— begin Materials provided —

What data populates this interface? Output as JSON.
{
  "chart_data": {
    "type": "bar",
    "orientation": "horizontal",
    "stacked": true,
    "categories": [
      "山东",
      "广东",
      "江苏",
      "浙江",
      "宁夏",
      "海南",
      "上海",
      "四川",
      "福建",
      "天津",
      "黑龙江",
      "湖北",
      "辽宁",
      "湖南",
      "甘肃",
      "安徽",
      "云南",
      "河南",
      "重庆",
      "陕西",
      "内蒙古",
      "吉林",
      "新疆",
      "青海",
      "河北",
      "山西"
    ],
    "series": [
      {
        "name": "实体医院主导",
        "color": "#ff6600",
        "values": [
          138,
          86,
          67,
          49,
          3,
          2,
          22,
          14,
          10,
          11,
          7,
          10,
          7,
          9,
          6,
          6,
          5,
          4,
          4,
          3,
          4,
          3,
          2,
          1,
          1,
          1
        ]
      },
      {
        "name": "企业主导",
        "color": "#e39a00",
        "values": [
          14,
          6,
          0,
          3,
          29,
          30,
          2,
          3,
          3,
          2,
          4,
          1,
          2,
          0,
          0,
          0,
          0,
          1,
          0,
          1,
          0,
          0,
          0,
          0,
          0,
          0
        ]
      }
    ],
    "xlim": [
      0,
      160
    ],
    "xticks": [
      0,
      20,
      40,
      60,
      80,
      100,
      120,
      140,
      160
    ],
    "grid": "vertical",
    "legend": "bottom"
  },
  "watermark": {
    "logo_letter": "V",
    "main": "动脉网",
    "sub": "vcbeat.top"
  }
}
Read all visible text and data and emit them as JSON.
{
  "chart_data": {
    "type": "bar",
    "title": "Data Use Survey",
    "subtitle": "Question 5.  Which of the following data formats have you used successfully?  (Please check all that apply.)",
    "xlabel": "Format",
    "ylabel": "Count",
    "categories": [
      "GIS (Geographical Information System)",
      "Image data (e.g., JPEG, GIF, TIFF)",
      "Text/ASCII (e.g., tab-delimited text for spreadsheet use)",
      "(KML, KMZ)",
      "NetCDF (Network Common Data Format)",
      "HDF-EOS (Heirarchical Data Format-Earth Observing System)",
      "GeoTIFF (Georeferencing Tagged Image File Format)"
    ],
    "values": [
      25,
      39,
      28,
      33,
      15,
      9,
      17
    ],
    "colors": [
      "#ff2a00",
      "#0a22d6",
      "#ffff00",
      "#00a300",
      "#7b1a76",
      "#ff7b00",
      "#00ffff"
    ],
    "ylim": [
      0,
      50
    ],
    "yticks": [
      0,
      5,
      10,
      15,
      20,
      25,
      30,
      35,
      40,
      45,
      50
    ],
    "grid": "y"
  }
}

— end Materials provided —

§ Exercise description: Set down, exactly and in full, the lines from the one containing "Read all visible" through the end of the entries; no other line belongs.

§ Written solution:
Read all visible text and data and emit them as JSON.
{
  "chart_data": {
    "type": "bar",
    "title": "Data Use Survey",
    "subtitle": "Question 5.  Which of the following data formats have you used successfully?  (Please check all that apply.)",
    "xlabel": "Format",
    "ylabel": "Count",
    "categories": [
      "GIS (Geographical Information System)",
      "Image data (e.g., JPEG, GIF, TIFF)",
      "Text/ASCII (e.g., tab-delimited text for spreadsheet use)",
      "(KML, KMZ)",
      "NetCDF (Network Common Data Format)",
      "HDF-EOS (Heirarchical Data Format-Earth Observing System)",
      "GeoTIFF (Georeferencing Tagged Image File Format)"
    ],
    "values": [
      25,
      39,
      28,
      33,
      15,
      9,
      17
    ],
    "colors": [
      "#ff2a00",
      "#0a22d6",
      "#ffff00",
      "#00a300",
      "#7b1a76",
      "#ff7b00",
      "#00ffff"
    ],
    "ylim": [
      0,
      50
    ],
    "yticks": [
      0,
      5,
      10,
      15,
      20,
      25,
      30,
      35,
      40,
      45,
      50
    ],
    "grid": "y"
  }
}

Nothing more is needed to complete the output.